What the exercise asks: Nothing but a number is needed: the count of lines below that include "text".

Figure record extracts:
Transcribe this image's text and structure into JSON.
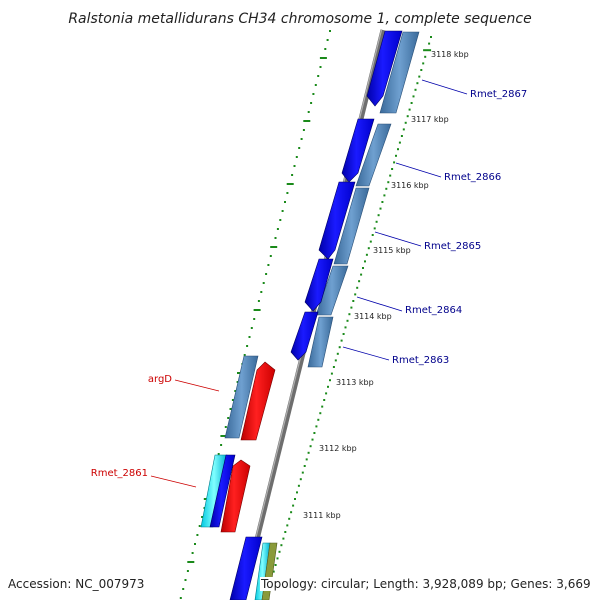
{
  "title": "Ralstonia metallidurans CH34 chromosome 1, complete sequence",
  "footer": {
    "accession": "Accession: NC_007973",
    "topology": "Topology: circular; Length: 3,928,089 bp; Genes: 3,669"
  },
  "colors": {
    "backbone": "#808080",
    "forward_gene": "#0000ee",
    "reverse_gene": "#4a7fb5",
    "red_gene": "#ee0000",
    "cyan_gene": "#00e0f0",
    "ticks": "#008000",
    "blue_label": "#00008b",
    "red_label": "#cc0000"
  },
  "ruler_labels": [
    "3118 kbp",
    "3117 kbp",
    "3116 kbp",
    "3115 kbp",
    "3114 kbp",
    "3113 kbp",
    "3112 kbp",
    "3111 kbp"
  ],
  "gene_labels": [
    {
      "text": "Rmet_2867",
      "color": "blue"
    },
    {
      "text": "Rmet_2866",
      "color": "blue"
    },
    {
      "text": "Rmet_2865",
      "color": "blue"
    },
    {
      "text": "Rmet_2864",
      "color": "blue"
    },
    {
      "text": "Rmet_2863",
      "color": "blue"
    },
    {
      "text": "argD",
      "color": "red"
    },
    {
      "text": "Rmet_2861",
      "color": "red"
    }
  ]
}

Exercise response: 8